- Direction
Write each record again exactly as it stands.

Begin The records

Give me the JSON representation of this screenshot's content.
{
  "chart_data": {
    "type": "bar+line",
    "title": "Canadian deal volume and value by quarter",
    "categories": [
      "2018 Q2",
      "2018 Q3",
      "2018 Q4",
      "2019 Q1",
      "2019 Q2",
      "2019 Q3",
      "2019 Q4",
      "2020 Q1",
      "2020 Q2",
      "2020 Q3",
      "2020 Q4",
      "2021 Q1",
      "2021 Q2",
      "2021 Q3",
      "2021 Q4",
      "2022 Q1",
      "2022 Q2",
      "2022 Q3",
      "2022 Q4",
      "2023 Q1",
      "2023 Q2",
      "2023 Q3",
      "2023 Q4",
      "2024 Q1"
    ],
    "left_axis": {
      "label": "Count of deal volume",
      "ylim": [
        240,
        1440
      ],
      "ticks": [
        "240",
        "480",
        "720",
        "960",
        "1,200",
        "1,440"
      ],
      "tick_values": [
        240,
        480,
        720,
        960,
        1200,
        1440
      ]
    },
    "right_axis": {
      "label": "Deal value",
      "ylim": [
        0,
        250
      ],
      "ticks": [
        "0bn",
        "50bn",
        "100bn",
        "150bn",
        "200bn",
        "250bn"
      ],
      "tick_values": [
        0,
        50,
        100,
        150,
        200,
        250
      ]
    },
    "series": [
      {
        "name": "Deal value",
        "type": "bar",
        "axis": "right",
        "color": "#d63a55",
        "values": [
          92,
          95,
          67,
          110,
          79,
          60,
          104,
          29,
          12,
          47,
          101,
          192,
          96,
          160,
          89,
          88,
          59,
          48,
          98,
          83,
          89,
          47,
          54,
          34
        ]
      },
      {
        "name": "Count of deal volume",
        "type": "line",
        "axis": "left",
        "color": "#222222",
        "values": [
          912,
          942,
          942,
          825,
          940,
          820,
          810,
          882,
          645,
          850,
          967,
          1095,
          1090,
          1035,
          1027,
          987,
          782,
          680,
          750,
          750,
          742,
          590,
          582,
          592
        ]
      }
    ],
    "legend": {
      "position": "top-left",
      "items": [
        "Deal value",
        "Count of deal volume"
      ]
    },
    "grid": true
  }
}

End The records

- Solution for this task
Give me the JSON representation of this screenshot's content.
{
  "chart_data": {
    "type": "bar+line",
    "title": "Canadian deal volume and value by quarter",
    "categories": [
      "2018 Q2",
      "2018 Q3",
      "2018 Q4",
      "2019 Q1",
      "2019 Q2",
      "2019 Q3",
      "2019 Q4",
      "2020 Q1",
      "2020 Q2",
      "2020 Q3",
      "2020 Q4",
      "2021 Q1",
      "2021 Q2",
      "2021 Q3",
      "2021 Q4",
      "2022 Q1",
      "2022 Q2",
      "2022 Q3",
      "2022 Q4",
      "2023 Q1",
      "2023 Q2",
      "2023 Q3",
      "2023 Q4",
      "2024 Q1"
    ],
    "left_axis": {
      "label": "Count of deal volume",
      "ylim": [
        240,
        1440
      ],
      "ticks": [
        "240",
        "480",
        "720",
        "960",
        "1,200",
        "1,440"
      ],
      "tick_values": [
        240,
        480,
        720,
        960,
        1200,
        1440
      ]
    },
    "right_axis": {
      "label": "Deal value",
      "ylim": [
        0,
        250
      ],
      "ticks": [
        "0bn",
        "50bn",
        "100bn",
        "150bn",
        "200bn",
        "250bn"
      ],
      "tick_values": [
        0,
        50,
        100,
        150,
        200,
        250
      ]
    },
    "series": [
      {
        "name": "Deal value",
        "type": "bar",
        "axis": "right",
        "color": "#d63a55",
        "values": [
          92,
          95,
          67,
          110,
          79,
          60,
          104,
          29,
          12,
          47,
          101,
          192,
          96,
          160,
          89,
          88,
          59,
          48,
          98,
          83,
          89,
          47,
          54,
          34
        ]
      },
      {
        "name": "Count of deal volume",
        "type": "line",
        "axis": "left",
        "color": "#222222",
        "values": [
          912,
          942,
          942,
          825,
          940,
          820,
          810,
          882,
          645,
          850,
          967,
          1095,
          1090,
          1035,
          1027,
          987,
          782,
          680,
          750,
          750,
          742,
          590,
          582,
          592
        ]
      }
    ],
    "legend": {
      "position": "top-left",
      "items": [
        "Deal value",
        "Count of deal volume"
      ]
    },
    "grid": true
  }
}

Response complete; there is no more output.